Items from a figure collection |

┄┄┄┄┄┄

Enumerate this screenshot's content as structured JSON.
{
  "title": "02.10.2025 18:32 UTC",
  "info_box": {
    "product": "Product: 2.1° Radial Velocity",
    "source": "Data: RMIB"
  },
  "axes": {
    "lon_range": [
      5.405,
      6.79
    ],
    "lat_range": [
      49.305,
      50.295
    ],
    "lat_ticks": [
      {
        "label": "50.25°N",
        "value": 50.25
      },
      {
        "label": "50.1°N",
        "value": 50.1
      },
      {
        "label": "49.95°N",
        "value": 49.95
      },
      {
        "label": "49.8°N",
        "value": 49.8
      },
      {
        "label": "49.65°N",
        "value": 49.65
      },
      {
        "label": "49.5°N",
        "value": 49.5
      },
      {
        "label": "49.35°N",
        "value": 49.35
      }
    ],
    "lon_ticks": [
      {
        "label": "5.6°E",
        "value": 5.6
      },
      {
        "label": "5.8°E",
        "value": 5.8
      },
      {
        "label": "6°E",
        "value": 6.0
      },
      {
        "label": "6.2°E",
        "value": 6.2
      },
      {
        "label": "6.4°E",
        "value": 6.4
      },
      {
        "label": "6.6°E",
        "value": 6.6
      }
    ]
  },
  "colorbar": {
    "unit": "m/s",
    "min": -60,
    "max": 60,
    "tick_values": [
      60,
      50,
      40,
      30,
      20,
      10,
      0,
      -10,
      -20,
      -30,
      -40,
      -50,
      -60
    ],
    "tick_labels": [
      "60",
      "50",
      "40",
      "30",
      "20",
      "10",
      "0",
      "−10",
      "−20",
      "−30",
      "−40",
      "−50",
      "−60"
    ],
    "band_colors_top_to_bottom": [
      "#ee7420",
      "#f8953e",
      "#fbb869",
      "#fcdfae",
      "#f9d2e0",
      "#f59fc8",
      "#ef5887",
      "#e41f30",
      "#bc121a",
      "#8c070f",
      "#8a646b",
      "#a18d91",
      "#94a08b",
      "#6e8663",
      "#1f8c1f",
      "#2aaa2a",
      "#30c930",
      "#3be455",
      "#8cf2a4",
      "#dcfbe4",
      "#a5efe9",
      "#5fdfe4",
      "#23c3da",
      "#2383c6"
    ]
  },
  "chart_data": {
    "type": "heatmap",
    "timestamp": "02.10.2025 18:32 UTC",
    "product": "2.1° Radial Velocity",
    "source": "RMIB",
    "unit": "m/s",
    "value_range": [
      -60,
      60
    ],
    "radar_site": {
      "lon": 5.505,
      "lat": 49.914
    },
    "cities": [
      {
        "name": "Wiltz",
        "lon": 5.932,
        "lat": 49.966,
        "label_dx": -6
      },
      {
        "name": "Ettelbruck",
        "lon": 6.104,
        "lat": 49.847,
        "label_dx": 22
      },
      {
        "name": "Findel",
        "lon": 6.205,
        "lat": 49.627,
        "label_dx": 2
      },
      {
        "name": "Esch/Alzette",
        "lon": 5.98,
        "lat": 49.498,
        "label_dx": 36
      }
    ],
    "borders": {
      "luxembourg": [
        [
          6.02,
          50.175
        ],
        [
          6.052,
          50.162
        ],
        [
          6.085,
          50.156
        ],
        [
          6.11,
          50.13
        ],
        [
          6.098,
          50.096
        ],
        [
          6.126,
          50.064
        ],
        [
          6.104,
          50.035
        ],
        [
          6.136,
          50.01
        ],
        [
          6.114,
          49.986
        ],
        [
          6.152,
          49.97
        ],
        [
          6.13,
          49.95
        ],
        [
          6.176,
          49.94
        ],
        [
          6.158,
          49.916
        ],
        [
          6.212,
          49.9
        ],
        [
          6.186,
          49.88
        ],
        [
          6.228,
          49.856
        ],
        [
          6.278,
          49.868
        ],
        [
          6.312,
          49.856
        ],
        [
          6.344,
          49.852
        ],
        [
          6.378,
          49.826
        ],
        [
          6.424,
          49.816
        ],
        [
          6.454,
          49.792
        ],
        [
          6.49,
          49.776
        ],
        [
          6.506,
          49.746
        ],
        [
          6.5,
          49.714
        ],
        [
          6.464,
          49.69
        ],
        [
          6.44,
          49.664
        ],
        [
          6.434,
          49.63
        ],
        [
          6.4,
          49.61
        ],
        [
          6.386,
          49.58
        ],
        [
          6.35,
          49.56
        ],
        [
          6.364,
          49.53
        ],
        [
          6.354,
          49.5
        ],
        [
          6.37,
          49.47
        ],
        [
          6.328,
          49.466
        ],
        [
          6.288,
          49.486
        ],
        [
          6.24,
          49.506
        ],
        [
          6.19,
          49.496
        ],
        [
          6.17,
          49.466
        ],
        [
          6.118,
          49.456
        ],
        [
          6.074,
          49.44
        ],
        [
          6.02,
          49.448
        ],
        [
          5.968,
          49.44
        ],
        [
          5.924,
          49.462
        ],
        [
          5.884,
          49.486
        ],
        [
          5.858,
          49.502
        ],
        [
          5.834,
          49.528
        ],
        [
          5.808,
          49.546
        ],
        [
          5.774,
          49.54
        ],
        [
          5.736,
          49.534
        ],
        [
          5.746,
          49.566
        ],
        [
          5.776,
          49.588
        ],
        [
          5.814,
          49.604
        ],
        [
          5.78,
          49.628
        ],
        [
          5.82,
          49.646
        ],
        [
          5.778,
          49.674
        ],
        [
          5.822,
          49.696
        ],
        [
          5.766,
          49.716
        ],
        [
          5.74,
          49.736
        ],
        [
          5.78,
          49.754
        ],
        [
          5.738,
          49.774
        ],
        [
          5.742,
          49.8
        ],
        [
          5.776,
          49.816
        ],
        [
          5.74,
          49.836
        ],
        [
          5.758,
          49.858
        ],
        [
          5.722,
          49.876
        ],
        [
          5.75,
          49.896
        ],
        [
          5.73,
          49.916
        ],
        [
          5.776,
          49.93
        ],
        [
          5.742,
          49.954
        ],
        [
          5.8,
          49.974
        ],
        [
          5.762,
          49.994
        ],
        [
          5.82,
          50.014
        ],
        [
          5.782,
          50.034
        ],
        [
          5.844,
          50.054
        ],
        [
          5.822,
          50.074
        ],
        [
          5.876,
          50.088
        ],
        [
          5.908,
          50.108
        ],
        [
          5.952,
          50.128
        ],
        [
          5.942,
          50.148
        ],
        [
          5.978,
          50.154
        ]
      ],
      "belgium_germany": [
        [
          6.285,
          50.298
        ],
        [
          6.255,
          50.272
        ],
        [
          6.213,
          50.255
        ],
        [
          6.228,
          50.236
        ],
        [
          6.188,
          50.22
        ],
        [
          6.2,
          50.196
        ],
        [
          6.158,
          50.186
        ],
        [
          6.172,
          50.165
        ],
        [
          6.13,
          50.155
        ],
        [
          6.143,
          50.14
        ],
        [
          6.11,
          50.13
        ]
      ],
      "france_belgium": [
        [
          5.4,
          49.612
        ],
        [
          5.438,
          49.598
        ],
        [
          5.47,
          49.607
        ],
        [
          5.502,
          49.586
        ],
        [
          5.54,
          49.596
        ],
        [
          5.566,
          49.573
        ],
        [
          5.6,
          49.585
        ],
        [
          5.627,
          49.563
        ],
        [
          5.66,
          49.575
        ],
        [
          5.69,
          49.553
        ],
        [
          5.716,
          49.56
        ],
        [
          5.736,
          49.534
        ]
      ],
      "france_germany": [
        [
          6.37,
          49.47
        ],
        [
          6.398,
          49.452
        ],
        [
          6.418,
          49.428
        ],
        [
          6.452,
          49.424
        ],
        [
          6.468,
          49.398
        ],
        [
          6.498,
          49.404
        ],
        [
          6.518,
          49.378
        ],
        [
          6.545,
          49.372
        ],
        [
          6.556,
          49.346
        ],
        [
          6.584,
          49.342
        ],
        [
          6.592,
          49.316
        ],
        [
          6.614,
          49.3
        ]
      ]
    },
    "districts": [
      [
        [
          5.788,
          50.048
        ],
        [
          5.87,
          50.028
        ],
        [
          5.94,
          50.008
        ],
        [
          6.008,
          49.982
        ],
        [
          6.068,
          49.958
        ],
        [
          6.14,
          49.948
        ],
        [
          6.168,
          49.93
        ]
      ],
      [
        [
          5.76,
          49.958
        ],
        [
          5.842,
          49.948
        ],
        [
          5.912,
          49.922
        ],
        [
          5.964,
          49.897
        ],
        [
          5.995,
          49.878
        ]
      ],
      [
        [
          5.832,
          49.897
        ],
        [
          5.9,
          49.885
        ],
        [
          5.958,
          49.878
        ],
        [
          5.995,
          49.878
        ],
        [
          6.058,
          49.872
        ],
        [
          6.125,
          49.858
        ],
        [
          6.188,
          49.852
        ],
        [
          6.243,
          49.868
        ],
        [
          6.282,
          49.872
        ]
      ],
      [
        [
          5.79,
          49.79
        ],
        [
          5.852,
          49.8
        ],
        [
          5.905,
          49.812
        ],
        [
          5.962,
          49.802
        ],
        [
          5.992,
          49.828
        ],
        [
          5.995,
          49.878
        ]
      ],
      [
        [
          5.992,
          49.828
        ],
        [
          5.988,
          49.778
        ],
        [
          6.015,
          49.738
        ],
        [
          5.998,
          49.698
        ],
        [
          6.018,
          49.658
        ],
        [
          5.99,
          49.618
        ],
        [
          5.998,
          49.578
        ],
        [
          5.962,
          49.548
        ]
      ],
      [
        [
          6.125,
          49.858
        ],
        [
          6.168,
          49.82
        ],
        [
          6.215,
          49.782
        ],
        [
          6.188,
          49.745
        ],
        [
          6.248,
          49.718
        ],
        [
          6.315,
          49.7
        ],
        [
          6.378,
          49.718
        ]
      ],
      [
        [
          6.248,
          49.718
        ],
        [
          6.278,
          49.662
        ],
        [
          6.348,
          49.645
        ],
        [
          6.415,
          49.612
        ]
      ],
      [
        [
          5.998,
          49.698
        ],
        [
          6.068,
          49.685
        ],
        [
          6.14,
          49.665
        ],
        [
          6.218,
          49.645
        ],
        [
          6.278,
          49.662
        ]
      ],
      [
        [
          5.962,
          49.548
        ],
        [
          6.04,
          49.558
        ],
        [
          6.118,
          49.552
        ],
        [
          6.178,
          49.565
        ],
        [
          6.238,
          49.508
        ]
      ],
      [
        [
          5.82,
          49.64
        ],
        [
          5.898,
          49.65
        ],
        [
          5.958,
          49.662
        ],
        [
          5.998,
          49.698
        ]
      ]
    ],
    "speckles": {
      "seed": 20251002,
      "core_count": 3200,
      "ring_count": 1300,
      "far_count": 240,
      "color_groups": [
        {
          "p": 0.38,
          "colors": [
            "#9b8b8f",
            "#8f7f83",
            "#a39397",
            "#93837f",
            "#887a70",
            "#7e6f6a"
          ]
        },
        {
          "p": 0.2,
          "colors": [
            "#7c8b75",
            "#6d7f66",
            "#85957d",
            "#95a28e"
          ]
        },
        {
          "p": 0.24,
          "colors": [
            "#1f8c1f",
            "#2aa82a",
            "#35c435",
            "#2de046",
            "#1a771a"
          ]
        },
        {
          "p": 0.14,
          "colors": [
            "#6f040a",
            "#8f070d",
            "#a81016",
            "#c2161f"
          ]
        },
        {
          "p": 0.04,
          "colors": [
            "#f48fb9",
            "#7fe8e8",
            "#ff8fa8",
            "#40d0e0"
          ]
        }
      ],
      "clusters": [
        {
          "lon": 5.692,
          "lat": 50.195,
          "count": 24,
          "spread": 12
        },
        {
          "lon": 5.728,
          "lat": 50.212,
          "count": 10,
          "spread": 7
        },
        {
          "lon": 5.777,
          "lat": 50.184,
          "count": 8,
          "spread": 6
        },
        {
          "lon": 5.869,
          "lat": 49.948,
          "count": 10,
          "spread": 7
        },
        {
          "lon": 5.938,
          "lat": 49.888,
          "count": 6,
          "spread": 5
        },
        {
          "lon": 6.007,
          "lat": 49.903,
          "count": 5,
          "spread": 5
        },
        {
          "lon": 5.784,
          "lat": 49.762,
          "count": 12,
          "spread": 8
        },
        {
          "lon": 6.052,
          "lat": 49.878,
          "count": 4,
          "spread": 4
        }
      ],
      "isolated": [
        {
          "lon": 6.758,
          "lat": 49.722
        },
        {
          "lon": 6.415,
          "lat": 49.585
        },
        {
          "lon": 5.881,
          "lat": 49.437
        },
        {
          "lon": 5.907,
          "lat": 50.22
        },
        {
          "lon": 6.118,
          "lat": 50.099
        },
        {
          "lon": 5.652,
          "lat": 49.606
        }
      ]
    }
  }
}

┄┄┄┄┄┄

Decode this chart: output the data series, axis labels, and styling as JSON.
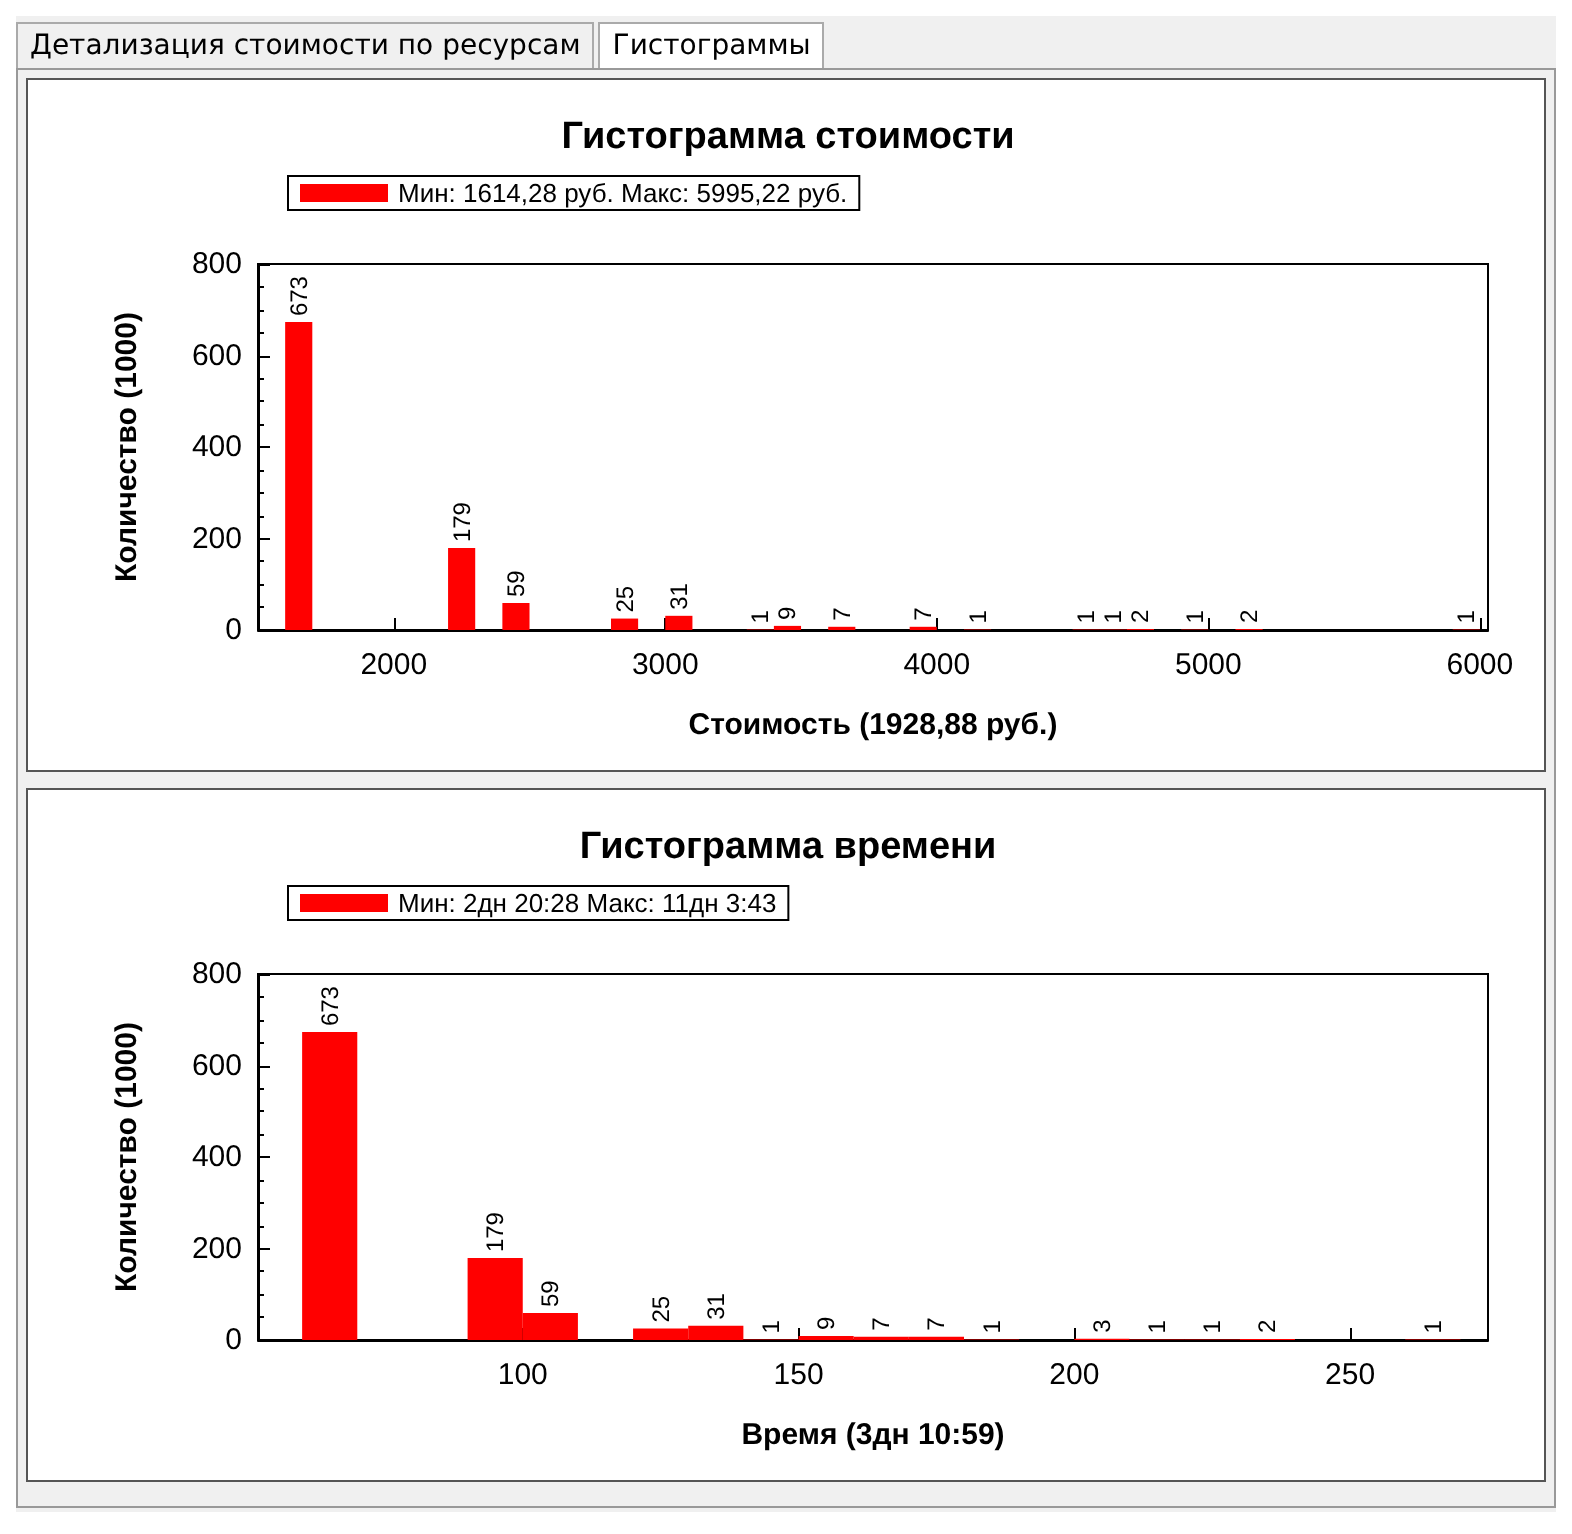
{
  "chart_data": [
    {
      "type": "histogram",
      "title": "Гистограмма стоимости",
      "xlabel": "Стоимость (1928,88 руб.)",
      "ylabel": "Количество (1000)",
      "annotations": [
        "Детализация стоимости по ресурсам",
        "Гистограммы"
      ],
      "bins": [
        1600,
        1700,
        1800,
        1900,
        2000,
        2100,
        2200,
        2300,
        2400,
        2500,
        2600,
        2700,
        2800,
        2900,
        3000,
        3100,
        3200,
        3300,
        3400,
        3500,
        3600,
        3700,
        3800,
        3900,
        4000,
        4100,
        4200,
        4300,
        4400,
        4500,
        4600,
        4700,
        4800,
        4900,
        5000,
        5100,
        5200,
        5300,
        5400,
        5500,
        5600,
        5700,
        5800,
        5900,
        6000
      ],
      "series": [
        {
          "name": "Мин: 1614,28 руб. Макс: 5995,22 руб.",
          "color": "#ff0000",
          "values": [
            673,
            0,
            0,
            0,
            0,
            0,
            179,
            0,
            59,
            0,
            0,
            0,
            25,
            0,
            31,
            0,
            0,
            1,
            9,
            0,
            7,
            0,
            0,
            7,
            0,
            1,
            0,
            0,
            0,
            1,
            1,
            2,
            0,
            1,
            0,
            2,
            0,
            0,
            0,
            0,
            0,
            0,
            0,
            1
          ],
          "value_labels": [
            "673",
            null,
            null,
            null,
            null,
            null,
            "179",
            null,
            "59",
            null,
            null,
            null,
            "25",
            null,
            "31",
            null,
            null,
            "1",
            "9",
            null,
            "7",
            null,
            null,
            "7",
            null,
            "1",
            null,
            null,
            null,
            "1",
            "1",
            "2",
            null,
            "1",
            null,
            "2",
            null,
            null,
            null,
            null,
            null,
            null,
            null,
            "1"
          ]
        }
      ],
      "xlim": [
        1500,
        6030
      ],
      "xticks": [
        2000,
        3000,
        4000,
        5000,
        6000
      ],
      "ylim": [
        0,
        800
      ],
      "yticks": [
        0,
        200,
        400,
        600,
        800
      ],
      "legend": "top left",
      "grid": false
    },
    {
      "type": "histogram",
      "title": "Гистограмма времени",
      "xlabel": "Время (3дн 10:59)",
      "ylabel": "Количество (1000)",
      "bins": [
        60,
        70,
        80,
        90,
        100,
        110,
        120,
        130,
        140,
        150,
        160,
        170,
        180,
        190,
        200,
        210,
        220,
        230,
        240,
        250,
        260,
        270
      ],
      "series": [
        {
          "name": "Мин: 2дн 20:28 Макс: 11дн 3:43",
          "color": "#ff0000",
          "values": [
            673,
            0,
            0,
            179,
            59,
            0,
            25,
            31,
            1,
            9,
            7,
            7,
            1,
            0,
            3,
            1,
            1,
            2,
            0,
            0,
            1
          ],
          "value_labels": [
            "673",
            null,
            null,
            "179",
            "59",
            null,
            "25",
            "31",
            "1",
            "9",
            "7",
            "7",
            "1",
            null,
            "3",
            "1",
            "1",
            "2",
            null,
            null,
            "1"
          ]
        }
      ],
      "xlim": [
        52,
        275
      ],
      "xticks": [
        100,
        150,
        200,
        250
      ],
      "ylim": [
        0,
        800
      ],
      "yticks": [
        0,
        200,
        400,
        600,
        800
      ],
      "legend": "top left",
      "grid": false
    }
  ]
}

┄┄┄┄┄┄

Task description | Copy each line above containing the string "this".

Answer to the task |
Enumerate this screenshot's content as structured JSON.
Decode this chart: output the data series, axis labels, and styling as JSON.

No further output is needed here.